Exercise material:

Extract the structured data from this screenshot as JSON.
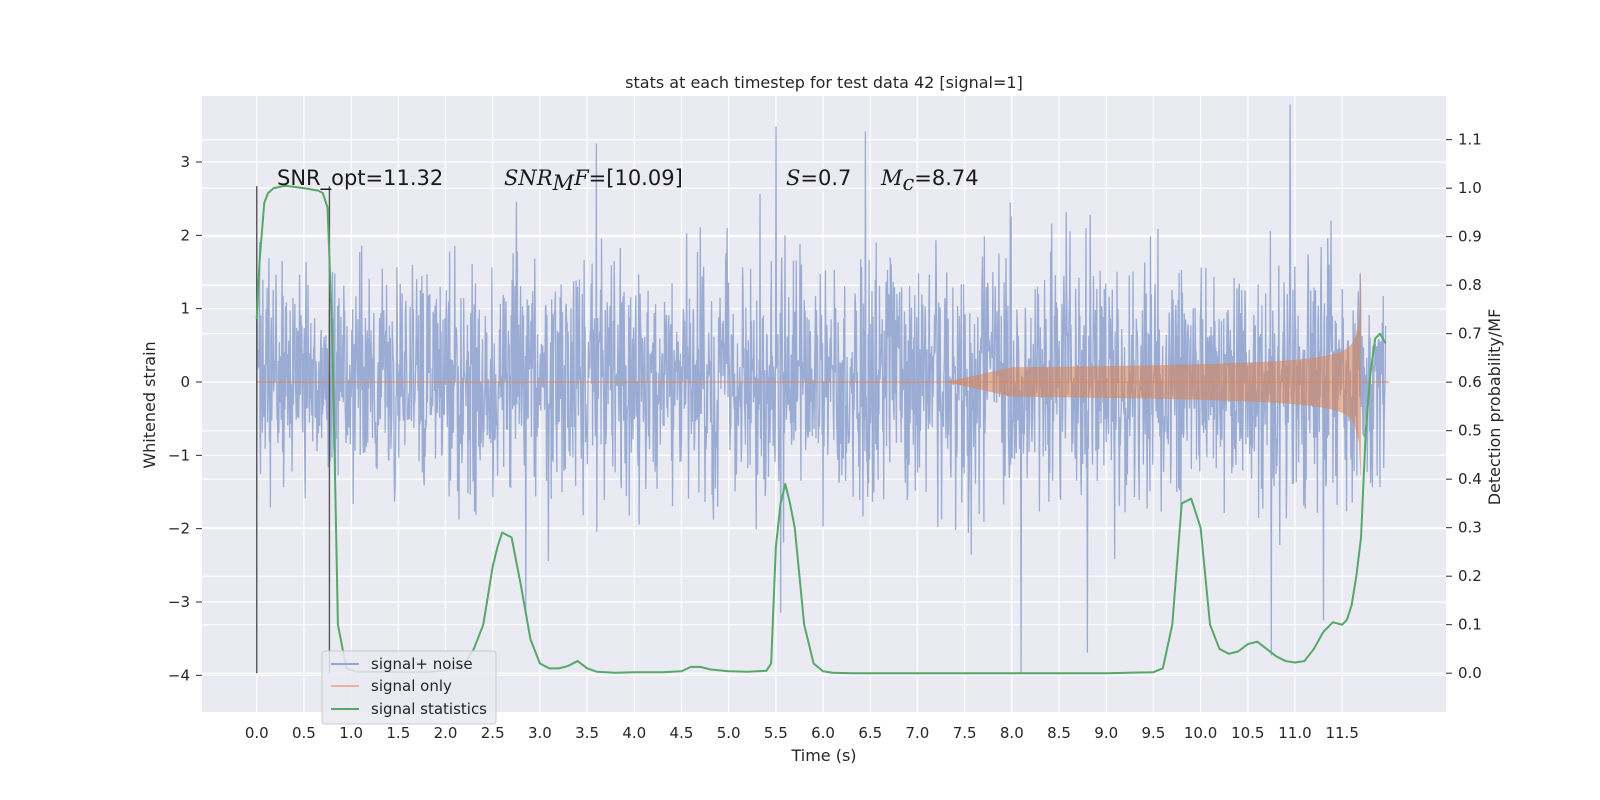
{
  "chart_data": {
    "type": "line",
    "title": "stats at each timestep for test data 42 [signal=1]",
    "xlabel": "Time (s)",
    "ylabel": "Whitened strain",
    "y2label": "Detection probability/MF",
    "xlim": [
      -0.58,
      12.6
    ],
    "ylim": [
      -4.5,
      3.9
    ],
    "y2lim": [
      -0.08,
      1.19
    ],
    "x_ticks": [
      "0.0",
      "0.5",
      "1.0",
      "1.5",
      "2.0",
      "2.5",
      "3.0",
      "3.5",
      "4.0",
      "4.5",
      "5.0",
      "5.5",
      "6.0",
      "6.5",
      "7.0",
      "7.5",
      "8.0",
      "8.5",
      "9.0",
      "9.5",
      "10.0",
      "10.5",
      "11.0",
      "11.5"
    ],
    "x_tick_values": [
      0,
      0.5,
      1,
      1.5,
      2,
      2.5,
      3,
      3.5,
      4,
      4.5,
      5,
      5.5,
      6,
      6.5,
      7,
      7.5,
      8,
      8.5,
      9,
      9.5,
      10,
      10.5,
      11,
      11.5
    ],
    "y_ticks": [
      "−4",
      "−3",
      "−2",
      "−1",
      "0",
      "1",
      "2",
      "3"
    ],
    "y_tick_values": [
      -4,
      -3,
      -2,
      -1,
      0,
      1,
      2,
      3
    ],
    "y2_ticks": [
      "0.0",
      "0.1",
      "0.2",
      "0.3",
      "0.4",
      "0.5",
      "0.6",
      "0.7",
      "0.8",
      "0.9",
      "1.0",
      "1.1"
    ],
    "y2_tick_values": [
      0,
      0.1,
      0.2,
      0.3,
      0.4,
      0.5,
      0.6,
      0.7,
      0.8,
      0.9,
      1.0,
      1.1
    ],
    "grid": true,
    "legend_position": "lower-left",
    "annotations": {
      "snr_opt": "SNR_opt=11.32",
      "snr_mf_sym": "SNR",
      "snr_mf_sub": "M",
      "snr_mf_tail": "F",
      "snr_mf_val": "=[10.09]",
      "s_sym": "S",
      "s_val": "=0.7",
      "mc_sym": "M",
      "mc_sub": "c",
      "mc_val": "=8.74"
    },
    "vertical_markers": [
      0.0,
      0.77
    ],
    "series": [
      {
        "name": "signal+ noise",
        "color": "#92a6d1",
        "t_range": [
          0,
          12
        ],
        "envelope": {
          "typical_abs": 2.3,
          "extremes": [
            [
              0.03,
              1.9
            ],
            [
              2.75,
              2.45
            ],
            [
              3.6,
              3.1
            ],
            [
              5.5,
              3.5
            ],
            [
              6.45,
              3.4
            ],
            [
              8.1,
              -4.1
            ],
            [
              8.8,
              -3.9
            ],
            [
              10.75,
              -3.6
            ],
            [
              10.95,
              3.5
            ],
            [
              11.3,
              -3.3
            ],
            [
              5.55,
              -3.3
            ],
            [
              2.85,
              -3.3
            ]
          ]
        }
      },
      {
        "name": "signal only",
        "color": "#dd8452",
        "t_range": [
          0,
          12
        ],
        "chirp": {
          "visible_from": 7.3,
          "merger_time": 11.68,
          "peak": 1.5,
          "amp_at_11": 0.3,
          "amp_at_9": 0.1
        }
      },
      {
        "name": "signal statistics",
        "color": "#55a868",
        "axis": "right",
        "x": [
          0.0,
          0.03,
          0.08,
          0.12,
          0.18,
          0.3,
          0.5,
          0.65,
          0.7,
          0.75,
          0.8,
          0.86,
          0.95,
          1.05,
          1.2,
          1.5,
          1.8,
          2.0,
          2.1,
          2.2,
          2.3,
          2.4,
          2.5,
          2.55,
          2.6,
          2.7,
          2.8,
          2.9,
          3.0,
          3.1,
          3.2,
          3.3,
          3.4,
          3.5,
          3.6,
          3.8,
          4.0,
          4.3,
          4.5,
          4.6,
          4.7,
          4.8,
          5.0,
          5.2,
          5.4,
          5.45,
          5.5,
          5.55,
          5.6,
          5.65,
          5.7,
          5.8,
          5.9,
          6.0,
          6.1,
          6.3,
          7.0,
          8.0,
          9.0,
          9.5,
          9.6,
          9.7,
          9.8,
          9.9,
          10.0,
          10.1,
          10.2,
          10.3,
          10.4,
          10.5,
          10.6,
          10.7,
          10.8,
          10.9,
          11.0,
          11.1,
          11.2,
          11.3,
          11.4,
          11.5,
          11.55,
          11.6,
          11.65,
          11.7,
          11.75,
          11.8,
          11.85,
          11.9,
          11.96
        ],
        "values": [
          0.73,
          0.85,
          0.97,
          0.99,
          1.0,
          1.005,
          1.0,
          0.995,
          0.99,
          0.96,
          0.7,
          0.1,
          0.01,
          0.003,
          0.003,
          0.002,
          0.002,
          0.006,
          0.01,
          0.02,
          0.05,
          0.1,
          0.22,
          0.26,
          0.29,
          0.28,
          0.18,
          0.07,
          0.02,
          0.01,
          0.01,
          0.015,
          0.025,
          0.01,
          0.003,
          0.001,
          0.002,
          0.002,
          0.004,
          0.013,
          0.013,
          0.008,
          0.004,
          0.003,
          0.005,
          0.02,
          0.26,
          0.35,
          0.39,
          0.35,
          0.3,
          0.1,
          0.02,
          0.004,
          0.001,
          0.0,
          0.0,
          0.0,
          0.0,
          0.002,
          0.01,
          0.1,
          0.35,
          0.36,
          0.3,
          0.1,
          0.05,
          0.04,
          0.045,
          0.06,
          0.065,
          0.05,
          0.035,
          0.025,
          0.022,
          0.025,
          0.05,
          0.085,
          0.105,
          0.1,
          0.11,
          0.14,
          0.2,
          0.28,
          0.5,
          0.62,
          0.69,
          0.7,
          0.68
        ]
      }
    ]
  }
}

What you should do:
Skip the pictures and print each record exactly as it stands.

Full answer:
Extract the structured data from this screenshot as JSON.
{
  "chart_data": {
    "type": "line",
    "title": "stats at each timestep for test data 42 [signal=1]",
    "xlabel": "Time (s)",
    "ylabel": "Whitened strain",
    "y2label": "Detection probability/MF",
    "xlim": [
      -0.58,
      12.6
    ],
    "ylim": [
      -4.5,
      3.9
    ],
    "y2lim": [
      -0.08,
      1.19
    ],
    "x_ticks": [
      "0.0",
      "0.5",
      "1.0",
      "1.5",
      "2.0",
      "2.5",
      "3.0",
      "3.5",
      "4.0",
      "4.5",
      "5.0",
      "5.5",
      "6.0",
      "6.5",
      "7.0",
      "7.5",
      "8.0",
      "8.5",
      "9.0",
      "9.5",
      "10.0",
      "10.5",
      "11.0",
      "11.5"
    ],
    "x_tick_values": [
      0,
      0.5,
      1,
      1.5,
      2,
      2.5,
      3,
      3.5,
      4,
      4.5,
      5,
      5.5,
      6,
      6.5,
      7,
      7.5,
      8,
      8.5,
      9,
      9.5,
      10,
      10.5,
      11,
      11.5
    ],
    "y_ticks": [
      "−4",
      "−3",
      "−2",
      "−1",
      "0",
      "1",
      "2",
      "3"
    ],
    "y_tick_values": [
      -4,
      -3,
      -2,
      -1,
      0,
      1,
      2,
      3
    ],
    "y2_ticks": [
      "0.0",
      "0.1",
      "0.2",
      "0.3",
      "0.4",
      "0.5",
      "0.6",
      "0.7",
      "0.8",
      "0.9",
      "1.0",
      "1.1"
    ],
    "y2_tick_values": [
      0,
      0.1,
      0.2,
      0.3,
      0.4,
      0.5,
      0.6,
      0.7,
      0.8,
      0.9,
      1.0,
      1.1
    ],
    "grid": true,
    "legend_position": "lower-left",
    "annotations": {
      "snr_opt": "SNR_opt=11.32",
      "snr_mf_sym": "SNR",
      "snr_mf_sub": "M",
      "snr_mf_tail": "F",
      "snr_mf_val": "=[10.09]",
      "s_sym": "S",
      "s_val": "=0.7",
      "mc_sym": "M",
      "mc_sub": "c",
      "mc_val": "=8.74"
    },
    "vertical_markers": [
      0.0,
      0.77
    ],
    "series": [
      {
        "name": "signal+ noise",
        "color": "#92a6d1",
        "t_range": [
          0,
          12
        ],
        "envelope": {
          "typical_abs": 2.3,
          "extremes": [
            [
              0.03,
              1.9
            ],
            [
              2.75,
              2.45
            ],
            [
              3.6,
              3.1
            ],
            [
              5.5,
              3.5
            ],
            [
              6.45,
              3.4
            ],
            [
              8.1,
              -4.1
            ],
            [
              8.8,
              -3.9
            ],
            [
              10.75,
              -3.6
            ],
            [
              10.95,
              3.5
            ],
            [
              11.3,
              -3.3
            ],
            [
              5.55,
              -3.3
            ],
            [
              2.85,
              -3.3
            ]
          ]
        }
      },
      {
        "name": "signal only",
        "color": "#dd8452",
        "t_range": [
          0,
          12
        ],
        "chirp": {
          "visible_from": 7.3,
          "merger_time": 11.68,
          "peak": 1.5,
          "amp_at_11": 0.3,
          "amp_at_9": 0.1
        }
      },
      {
        "name": "signal statistics",
        "color": "#55a868",
        "axis": "right",
        "x": [
          0.0,
          0.03,
          0.08,
          0.12,
          0.18,
          0.3,
          0.5,
          0.65,
          0.7,
          0.75,
          0.8,
          0.86,
          0.95,
          1.05,
          1.2,
          1.5,
          1.8,
          2.0,
          2.1,
          2.2,
          2.3,
          2.4,
          2.5,
          2.55,
          2.6,
          2.7,
          2.8,
          2.9,
          3.0,
          3.1,
          3.2,
          3.3,
          3.4,
          3.5,
          3.6,
          3.8,
          4.0,
          4.3,
          4.5,
          4.6,
          4.7,
          4.8,
          5.0,
          5.2,
          5.4,
          5.45,
          5.5,
          5.55,
          5.6,
          5.65,
          5.7,
          5.8,
          5.9,
          6.0,
          6.1,
          6.3,
          7.0,
          8.0,
          9.0,
          9.5,
          9.6,
          9.7,
          9.8,
          9.9,
          10.0,
          10.1,
          10.2,
          10.3,
          10.4,
          10.5,
          10.6,
          10.7,
          10.8,
          10.9,
          11.0,
          11.1,
          11.2,
          11.3,
          11.4,
          11.5,
          11.55,
          11.6,
          11.65,
          11.7,
          11.75,
          11.8,
          11.85,
          11.9,
          11.96
        ],
        "values": [
          0.73,
          0.85,
          0.97,
          0.99,
          1.0,
          1.005,
          1.0,
          0.995,
          0.99,
          0.96,
          0.7,
          0.1,
          0.01,
          0.003,
          0.003,
          0.002,
          0.002,
          0.006,
          0.01,
          0.02,
          0.05,
          0.1,
          0.22,
          0.26,
          0.29,
          0.28,
          0.18,
          0.07,
          0.02,
          0.01,
          0.01,
          0.015,
          0.025,
          0.01,
          0.003,
          0.001,
          0.002,
          0.002,
          0.004,
          0.013,
          0.013,
          0.008,
          0.004,
          0.003,
          0.005,
          0.02,
          0.26,
          0.35,
          0.39,
          0.35,
          0.3,
          0.1,
          0.02,
          0.004,
          0.001,
          0.0,
          0.0,
          0.0,
          0.0,
          0.002,
          0.01,
          0.1,
          0.35,
          0.36,
          0.3,
          0.1,
          0.05,
          0.04,
          0.045,
          0.06,
          0.065,
          0.05,
          0.035,
          0.025,
          0.022,
          0.025,
          0.05,
          0.085,
          0.105,
          0.1,
          0.11,
          0.14,
          0.2,
          0.28,
          0.5,
          0.62,
          0.69,
          0.7,
          0.68
        ]
      }
    ]
  }
}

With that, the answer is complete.